WORK TO COMPLETE: Take each line containing the word "text" and copy it.

----------------------------------------

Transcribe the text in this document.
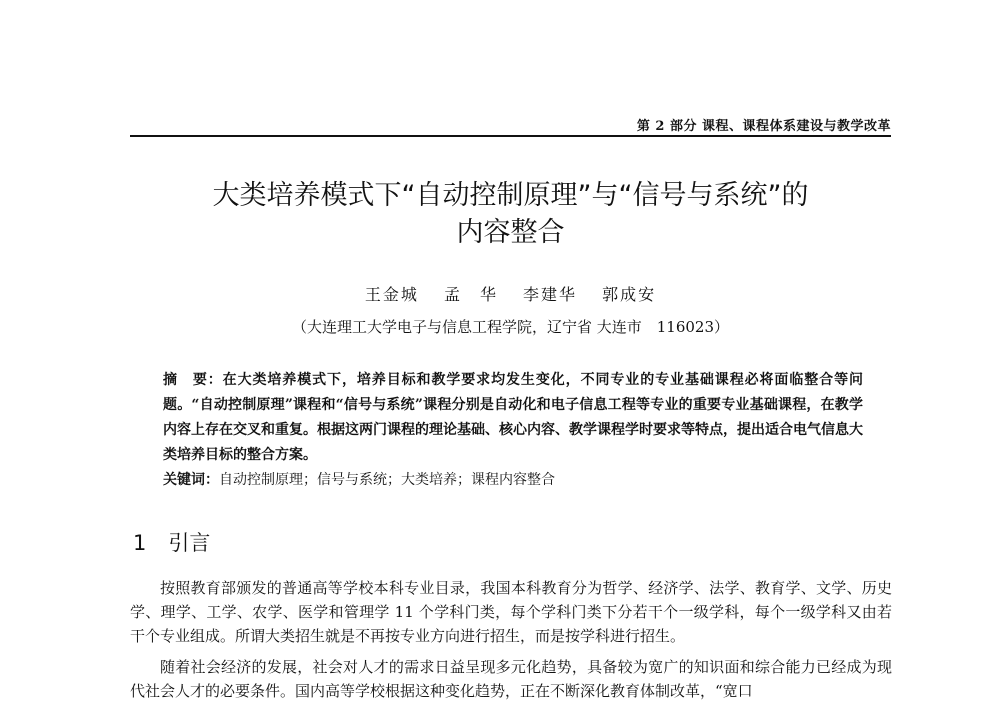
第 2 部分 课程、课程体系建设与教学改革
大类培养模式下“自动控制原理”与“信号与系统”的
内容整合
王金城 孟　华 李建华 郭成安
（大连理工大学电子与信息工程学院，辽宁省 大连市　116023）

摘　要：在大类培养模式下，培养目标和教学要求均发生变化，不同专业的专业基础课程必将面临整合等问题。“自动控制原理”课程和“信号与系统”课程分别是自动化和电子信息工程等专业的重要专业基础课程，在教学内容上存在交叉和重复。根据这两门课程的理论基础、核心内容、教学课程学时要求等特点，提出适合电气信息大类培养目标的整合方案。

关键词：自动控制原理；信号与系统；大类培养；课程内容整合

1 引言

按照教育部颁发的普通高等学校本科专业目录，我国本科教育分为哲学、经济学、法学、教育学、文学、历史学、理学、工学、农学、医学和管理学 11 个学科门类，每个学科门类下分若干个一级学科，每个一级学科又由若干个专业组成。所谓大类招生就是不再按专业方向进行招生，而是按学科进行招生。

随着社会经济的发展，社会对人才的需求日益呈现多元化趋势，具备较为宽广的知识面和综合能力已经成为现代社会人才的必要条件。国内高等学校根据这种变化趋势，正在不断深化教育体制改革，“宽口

----------------------------------------

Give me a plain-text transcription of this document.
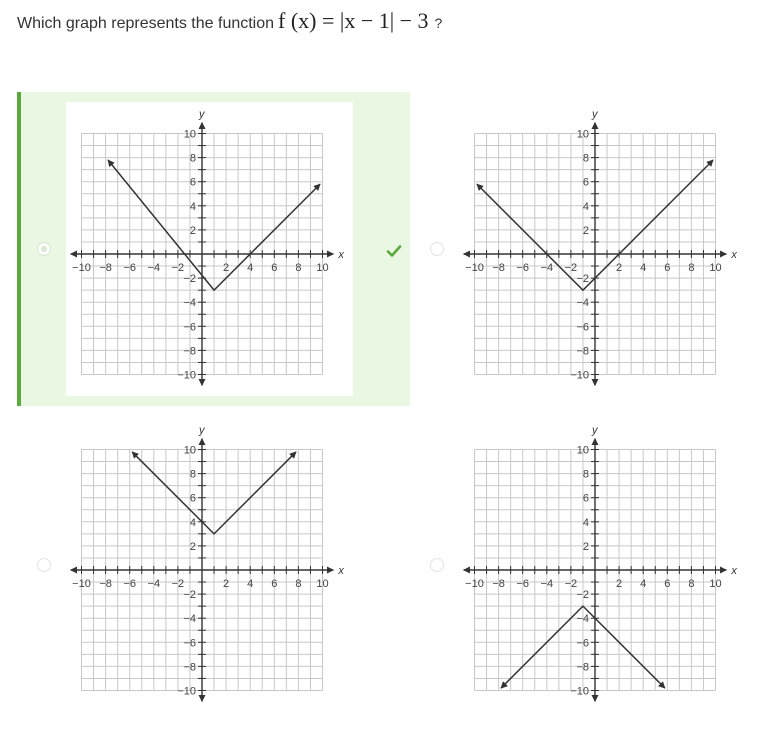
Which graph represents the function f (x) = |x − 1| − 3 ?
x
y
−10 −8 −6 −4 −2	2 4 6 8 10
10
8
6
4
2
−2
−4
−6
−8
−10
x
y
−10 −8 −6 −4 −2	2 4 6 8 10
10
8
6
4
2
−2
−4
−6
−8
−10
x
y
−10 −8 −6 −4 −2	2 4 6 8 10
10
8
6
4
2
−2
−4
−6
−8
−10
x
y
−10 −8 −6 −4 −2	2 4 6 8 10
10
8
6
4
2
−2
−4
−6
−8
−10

----------------------------------------

RESPONSE FOR THIS EXERCISE:
Transcribe the text in this document.
Give me a plain-text transcription of this document.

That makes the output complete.